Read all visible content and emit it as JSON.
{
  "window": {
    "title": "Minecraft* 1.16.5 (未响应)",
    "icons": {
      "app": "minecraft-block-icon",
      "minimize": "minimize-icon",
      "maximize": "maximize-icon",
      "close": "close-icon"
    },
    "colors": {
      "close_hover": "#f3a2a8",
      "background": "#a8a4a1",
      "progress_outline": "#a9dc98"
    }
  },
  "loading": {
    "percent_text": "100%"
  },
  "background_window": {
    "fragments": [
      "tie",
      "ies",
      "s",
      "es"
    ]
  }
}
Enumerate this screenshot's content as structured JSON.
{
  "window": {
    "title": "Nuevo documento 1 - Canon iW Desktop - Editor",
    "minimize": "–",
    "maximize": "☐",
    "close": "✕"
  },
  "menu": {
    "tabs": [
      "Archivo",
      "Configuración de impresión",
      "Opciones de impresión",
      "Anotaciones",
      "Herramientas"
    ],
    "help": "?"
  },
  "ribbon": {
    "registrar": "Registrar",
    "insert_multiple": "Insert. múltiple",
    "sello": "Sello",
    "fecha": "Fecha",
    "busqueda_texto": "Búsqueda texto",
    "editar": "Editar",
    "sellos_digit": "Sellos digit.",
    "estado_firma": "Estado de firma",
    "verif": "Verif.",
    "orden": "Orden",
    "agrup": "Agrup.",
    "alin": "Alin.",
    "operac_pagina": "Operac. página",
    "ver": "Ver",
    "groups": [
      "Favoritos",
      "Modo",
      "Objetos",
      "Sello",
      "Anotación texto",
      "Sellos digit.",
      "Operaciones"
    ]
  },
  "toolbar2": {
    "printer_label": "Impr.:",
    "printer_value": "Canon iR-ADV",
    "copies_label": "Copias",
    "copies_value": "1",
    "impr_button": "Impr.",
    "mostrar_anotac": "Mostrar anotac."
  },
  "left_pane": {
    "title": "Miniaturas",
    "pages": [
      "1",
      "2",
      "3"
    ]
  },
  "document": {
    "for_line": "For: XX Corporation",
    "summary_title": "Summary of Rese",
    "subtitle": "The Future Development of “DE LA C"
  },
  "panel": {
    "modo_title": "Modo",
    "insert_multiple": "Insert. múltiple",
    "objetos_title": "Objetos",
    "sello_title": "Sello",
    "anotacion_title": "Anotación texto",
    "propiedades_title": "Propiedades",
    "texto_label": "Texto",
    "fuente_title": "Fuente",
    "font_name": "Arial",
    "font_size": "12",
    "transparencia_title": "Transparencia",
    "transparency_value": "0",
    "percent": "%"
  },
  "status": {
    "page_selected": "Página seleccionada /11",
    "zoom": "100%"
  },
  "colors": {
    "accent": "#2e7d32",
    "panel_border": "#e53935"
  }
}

Aim of the task -> Emit the records above again, exactly, with no line skipped.

Finished task ->
Read all visible content and emit it as JSON.
{
  "window": {
    "title": "Minecraft* 1.16.5 (未响应)",
    "icons": {
      "app": "minecraft-block-icon",
      "minimize": "minimize-icon",
      "maximize": "maximize-icon",
      "close": "close-icon"
    },
    "colors": {
      "close_hover": "#f3a2a8",
      "background": "#a8a4a1",
      "progress_outline": "#a9dc98"
    }
  },
  "loading": {
    "percent_text": "100%"
  },
  "background_window": {
    "fragments": [
      "tie",
      "ies",
      "s",
      "es"
    ]
  }
}
Enumerate this screenshot's content as structured JSON.
{
  "window": {
    "title": "Nuevo documento 1 - Canon iW Desktop - Editor",
    "minimize": "–",
    "maximize": "☐",
    "close": "✕"
  },
  "menu": {
    "tabs": [
      "Archivo",
      "Configuración de impresión",
      "Opciones de impresión",
      "Anotaciones",
      "Herramientas"
    ],
    "help": "?"
  },
  "ribbon": {
    "registrar": "Registrar",
    "insert_multiple": "Insert. múltiple",
    "sello": "Sello",
    "fecha": "Fecha",
    "busqueda_texto": "Búsqueda texto",
    "editar": "Editar",
    "sellos_digit": "Sellos digit.",
    "estado_firma": "Estado de firma",
    "verif": "Verif.",
    "orden": "Orden",
    "agrup": "Agrup.",
    "alin": "Alin.",
    "operac_pagina": "Operac. página",
    "ver": "Ver",
    "groups": [
      "Favoritos",
      "Modo",
      "Objetos",
      "Sello",
      "Anotación texto",
      "Sellos digit.",
      "Operaciones"
    ]
  },
  "toolbar2": {
    "printer_label": "Impr.:",
    "printer_value": "Canon iR-ADV",
    "copies_label": "Copias",
    "copies_value": "1",
    "impr_button": "Impr.",
    "mostrar_anotac": "Mostrar anotac."
  },
  "left_pane": {
    "title": "Miniaturas",
    "pages": [
      "1",
      "2",
      "3"
    ]
  },
  "document": {
    "for_line": "For: XX Corporation",
    "summary_title": "Summary of Rese",
    "subtitle": "The Future Development of “DE LA C"
  },
  "panel": {
    "modo_title": "Modo",
    "insert_multiple": "Insert. múltiple",
    "objetos_title": "Objetos",
    "sello_title": "Sello",
    "anotacion_title": "Anotación texto",
    "propiedades_title": "Propiedades",
    "texto_label": "Texto",
    "fuente_title": "Fuente",
    "font_name": "Arial",
    "font_size": "12",
    "transparencia_title": "Transparencia",
    "transparency_value": "0",
    "percent": "%"
  },
  "status": {
    "page_selected": "Página seleccionada /11",
    "zoom": "100%"
  },
  "colors": {
    "accent": "#2e7d32",
    "panel_border": "#e53935"
  }
}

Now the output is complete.